▸ **Requirements**: Look at each line of the records and count those with "label" in them. Please answer with the count alone.

::::::

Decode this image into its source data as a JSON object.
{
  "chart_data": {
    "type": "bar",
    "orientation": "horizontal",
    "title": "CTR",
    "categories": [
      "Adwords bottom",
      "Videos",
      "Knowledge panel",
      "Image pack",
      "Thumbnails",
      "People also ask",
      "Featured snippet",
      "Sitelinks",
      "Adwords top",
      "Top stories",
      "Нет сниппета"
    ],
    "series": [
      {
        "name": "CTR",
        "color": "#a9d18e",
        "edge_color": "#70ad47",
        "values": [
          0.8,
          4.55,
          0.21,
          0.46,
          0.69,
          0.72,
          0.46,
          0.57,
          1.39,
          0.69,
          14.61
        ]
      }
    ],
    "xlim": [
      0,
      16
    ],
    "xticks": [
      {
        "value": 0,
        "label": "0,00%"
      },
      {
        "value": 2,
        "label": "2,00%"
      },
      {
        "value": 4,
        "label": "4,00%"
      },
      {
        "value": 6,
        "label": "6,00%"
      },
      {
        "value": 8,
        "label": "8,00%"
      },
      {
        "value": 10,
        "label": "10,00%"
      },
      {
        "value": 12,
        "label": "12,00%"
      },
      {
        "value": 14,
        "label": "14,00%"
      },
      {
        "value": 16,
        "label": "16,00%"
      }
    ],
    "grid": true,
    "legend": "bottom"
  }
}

::::::

▸ **Task result**: 9